§ Problem requirements
Keep only the lines that hold the string "систему", filtering out the rest of the entries below.

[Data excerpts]
┌──

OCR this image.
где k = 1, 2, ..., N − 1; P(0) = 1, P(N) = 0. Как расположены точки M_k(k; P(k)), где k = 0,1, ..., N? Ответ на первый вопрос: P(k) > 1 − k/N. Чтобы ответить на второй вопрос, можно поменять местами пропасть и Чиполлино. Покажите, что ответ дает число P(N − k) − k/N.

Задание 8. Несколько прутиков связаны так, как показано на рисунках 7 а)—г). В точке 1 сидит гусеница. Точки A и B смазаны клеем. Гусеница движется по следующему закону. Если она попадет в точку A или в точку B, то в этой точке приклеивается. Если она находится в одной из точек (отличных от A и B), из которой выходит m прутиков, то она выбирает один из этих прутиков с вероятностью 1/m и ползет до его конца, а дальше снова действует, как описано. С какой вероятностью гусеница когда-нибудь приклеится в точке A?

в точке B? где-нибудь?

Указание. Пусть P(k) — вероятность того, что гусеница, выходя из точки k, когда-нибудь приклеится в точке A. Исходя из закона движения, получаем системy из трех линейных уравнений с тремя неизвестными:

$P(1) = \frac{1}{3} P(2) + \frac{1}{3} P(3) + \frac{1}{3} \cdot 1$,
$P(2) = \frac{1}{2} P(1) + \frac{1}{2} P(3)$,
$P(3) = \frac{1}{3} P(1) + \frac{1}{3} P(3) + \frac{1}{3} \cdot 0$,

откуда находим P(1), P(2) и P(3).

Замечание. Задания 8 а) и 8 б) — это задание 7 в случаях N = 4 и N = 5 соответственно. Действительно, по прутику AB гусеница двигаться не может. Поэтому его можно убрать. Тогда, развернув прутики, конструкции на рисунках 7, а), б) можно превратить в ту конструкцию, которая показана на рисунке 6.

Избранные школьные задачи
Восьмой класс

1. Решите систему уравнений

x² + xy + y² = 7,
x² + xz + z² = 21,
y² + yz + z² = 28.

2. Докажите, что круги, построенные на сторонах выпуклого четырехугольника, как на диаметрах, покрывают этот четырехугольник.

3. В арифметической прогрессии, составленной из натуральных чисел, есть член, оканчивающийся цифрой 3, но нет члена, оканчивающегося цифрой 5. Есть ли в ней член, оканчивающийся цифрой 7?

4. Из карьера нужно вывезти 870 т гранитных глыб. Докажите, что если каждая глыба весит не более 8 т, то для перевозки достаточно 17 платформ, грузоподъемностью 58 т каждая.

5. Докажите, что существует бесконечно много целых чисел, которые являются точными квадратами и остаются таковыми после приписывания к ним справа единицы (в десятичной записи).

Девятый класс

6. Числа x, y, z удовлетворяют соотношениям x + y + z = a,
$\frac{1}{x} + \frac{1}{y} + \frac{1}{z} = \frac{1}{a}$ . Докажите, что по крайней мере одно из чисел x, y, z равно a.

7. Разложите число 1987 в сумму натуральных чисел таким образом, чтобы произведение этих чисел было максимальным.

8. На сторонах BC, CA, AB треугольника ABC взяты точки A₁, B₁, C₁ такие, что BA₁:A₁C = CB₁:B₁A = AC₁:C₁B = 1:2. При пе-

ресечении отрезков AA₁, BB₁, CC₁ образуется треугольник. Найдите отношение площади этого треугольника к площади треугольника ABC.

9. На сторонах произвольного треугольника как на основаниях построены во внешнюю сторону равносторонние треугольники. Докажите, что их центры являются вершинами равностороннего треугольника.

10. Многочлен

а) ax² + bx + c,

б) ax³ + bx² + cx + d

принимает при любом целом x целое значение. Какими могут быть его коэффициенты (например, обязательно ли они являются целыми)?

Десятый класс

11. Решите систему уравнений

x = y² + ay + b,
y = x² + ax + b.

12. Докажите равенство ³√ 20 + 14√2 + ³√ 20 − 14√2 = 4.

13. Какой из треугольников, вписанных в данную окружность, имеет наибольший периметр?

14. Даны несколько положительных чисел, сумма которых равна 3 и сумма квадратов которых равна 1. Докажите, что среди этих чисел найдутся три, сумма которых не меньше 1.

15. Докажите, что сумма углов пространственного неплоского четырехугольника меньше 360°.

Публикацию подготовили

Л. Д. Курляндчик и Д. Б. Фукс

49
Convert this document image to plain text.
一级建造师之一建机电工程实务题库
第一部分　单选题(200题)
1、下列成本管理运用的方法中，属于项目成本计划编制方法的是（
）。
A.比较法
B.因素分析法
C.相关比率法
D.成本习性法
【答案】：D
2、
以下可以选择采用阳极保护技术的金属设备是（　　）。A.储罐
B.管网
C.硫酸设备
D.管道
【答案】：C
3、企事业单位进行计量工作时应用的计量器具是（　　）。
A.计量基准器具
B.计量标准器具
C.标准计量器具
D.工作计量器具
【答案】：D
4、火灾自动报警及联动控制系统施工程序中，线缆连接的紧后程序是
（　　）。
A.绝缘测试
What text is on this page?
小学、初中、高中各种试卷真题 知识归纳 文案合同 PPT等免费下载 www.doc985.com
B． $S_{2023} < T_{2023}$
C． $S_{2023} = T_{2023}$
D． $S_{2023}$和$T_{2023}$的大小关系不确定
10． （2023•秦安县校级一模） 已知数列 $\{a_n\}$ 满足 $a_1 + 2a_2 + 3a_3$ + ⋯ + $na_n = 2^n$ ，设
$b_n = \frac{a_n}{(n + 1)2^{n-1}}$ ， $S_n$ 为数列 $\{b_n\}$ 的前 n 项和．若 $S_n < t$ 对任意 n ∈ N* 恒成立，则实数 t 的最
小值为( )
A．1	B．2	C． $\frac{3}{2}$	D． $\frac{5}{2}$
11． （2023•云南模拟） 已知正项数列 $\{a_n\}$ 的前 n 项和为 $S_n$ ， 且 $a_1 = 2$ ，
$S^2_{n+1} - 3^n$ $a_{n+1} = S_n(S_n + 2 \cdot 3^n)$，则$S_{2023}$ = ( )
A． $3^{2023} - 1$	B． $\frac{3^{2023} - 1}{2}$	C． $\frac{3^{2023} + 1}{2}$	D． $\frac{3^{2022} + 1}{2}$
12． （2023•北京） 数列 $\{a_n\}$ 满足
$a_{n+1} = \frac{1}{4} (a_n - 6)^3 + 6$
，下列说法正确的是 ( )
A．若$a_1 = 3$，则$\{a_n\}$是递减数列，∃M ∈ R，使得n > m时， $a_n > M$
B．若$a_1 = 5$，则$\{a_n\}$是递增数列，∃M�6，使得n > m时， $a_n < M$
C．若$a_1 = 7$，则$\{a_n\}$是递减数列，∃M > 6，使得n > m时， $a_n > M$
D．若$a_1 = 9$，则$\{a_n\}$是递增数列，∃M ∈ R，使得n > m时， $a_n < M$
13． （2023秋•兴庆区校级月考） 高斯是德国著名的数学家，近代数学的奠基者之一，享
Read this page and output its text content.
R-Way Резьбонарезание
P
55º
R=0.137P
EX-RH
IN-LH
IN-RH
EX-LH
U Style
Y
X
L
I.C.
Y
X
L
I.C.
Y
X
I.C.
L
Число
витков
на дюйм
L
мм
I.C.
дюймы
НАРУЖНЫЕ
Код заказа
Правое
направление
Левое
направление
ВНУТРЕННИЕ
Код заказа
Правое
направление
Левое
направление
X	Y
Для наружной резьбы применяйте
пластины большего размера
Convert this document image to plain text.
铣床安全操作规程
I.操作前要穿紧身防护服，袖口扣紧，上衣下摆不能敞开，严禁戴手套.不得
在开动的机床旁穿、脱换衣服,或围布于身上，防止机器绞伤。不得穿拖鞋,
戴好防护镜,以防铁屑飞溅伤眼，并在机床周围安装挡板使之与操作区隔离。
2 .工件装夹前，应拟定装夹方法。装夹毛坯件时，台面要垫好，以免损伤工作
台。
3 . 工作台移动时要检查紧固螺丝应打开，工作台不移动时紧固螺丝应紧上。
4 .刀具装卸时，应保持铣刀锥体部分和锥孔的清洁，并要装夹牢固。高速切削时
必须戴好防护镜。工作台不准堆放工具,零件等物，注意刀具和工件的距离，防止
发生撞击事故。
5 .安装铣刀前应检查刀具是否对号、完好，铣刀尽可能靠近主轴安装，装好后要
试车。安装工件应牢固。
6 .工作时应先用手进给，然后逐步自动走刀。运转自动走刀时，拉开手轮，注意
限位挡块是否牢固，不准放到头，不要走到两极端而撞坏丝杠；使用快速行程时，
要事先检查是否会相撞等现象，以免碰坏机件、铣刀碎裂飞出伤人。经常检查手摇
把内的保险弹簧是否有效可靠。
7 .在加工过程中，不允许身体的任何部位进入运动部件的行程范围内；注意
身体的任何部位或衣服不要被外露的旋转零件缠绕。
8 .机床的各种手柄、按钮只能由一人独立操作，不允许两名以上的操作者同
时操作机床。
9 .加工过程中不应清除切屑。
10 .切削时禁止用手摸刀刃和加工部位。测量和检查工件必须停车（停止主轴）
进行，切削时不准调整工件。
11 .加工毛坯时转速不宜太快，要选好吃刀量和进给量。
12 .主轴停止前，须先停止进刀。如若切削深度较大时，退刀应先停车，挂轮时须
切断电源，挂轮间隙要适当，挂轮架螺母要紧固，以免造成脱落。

└──

§ Complete response
1. Решите систему уравнений
11. Решите систему уравнений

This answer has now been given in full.